(Task details) Repeat the records below exactly as they appear.

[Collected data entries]
+++++

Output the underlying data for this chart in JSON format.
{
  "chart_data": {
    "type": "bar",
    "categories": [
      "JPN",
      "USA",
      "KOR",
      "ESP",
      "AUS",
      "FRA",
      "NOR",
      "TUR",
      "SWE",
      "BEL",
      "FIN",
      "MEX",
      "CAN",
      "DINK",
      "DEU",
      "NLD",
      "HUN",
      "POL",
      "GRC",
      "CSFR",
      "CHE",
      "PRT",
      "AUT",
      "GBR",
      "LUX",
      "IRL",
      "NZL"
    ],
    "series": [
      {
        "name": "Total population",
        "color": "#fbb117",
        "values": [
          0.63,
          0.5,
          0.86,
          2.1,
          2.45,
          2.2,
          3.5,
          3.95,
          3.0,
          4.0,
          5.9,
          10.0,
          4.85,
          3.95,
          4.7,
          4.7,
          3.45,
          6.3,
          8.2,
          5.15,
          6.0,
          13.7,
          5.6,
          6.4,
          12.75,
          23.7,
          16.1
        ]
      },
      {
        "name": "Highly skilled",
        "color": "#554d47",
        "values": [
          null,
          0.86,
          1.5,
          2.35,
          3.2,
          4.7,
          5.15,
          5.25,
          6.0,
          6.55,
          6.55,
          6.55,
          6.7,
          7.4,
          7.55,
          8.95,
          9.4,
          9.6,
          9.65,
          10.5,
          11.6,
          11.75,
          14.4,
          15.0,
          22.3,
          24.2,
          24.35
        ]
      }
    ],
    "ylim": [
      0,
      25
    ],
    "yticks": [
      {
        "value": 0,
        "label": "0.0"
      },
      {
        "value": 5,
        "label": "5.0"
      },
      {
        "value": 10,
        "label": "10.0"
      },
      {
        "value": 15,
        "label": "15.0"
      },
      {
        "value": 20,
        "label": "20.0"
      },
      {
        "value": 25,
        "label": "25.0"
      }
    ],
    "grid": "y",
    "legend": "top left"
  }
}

+++++

(Full output)
Output the underlying data for this chart in JSON format.
{
  "chart_data": {
    "type": "bar",
    "categories": [
      "JPN",
      "USA",
      "KOR",
      "ESP",
      "AUS",
      "FRA",
      "NOR",
      "TUR",
      "SWE",
      "BEL",
      "FIN",
      "MEX",
      "CAN",
      "DINK",
      "DEU",
      "NLD",
      "HUN",
      "POL",
      "GRC",
      "CSFR",
      "CHE",
      "PRT",
      "AUT",
      "GBR",
      "LUX",
      "IRL",
      "NZL"
    ],
    "series": [
      {
        "name": "Total population",
        "color": "#fbb117",
        "values": [
          0.63,
          0.5,
          0.86,
          2.1,
          2.45,
          2.2,
          3.5,
          3.95,
          3.0,
          4.0,
          5.9,
          10.0,
          4.85,
          3.95,
          4.7,
          4.7,
          3.45,
          6.3,
          8.2,
          5.15,
          6.0,
          13.7,
          5.6,
          6.4,
          12.75,
          23.7,
          16.1
        ]
      },
      {
        "name": "Highly skilled",
        "color": "#554d47",
        "values": [
          null,
          0.86,
          1.5,
          2.35,
          3.2,
          4.7,
          5.15,
          5.25,
          6.0,
          6.55,
          6.55,
          6.55,
          6.7,
          7.4,
          7.55,
          8.95,
          9.4,
          9.6,
          9.65,
          10.5,
          11.6,
          11.75,
          14.4,
          15.0,
          22.3,
          24.2,
          24.35
        ]
      }
    ],
    "ylim": [
      0,
      25
    ],
    "yticks": [
      {
        "value": 0,
        "label": "0.0"
      },
      {
        "value": 5,
        "label": "5.0"
      },
      {
        "value": 10,
        "label": "10.0"
      },
      {
        "value": 15,
        "label": "15.0"
      },
      {
        "value": 20,
        "label": "20.0"
      },
      {
        "value": 25,
        "label": "25.0"
      }
    ],
    "grid": "y",
    "legend": "top left"
  }
}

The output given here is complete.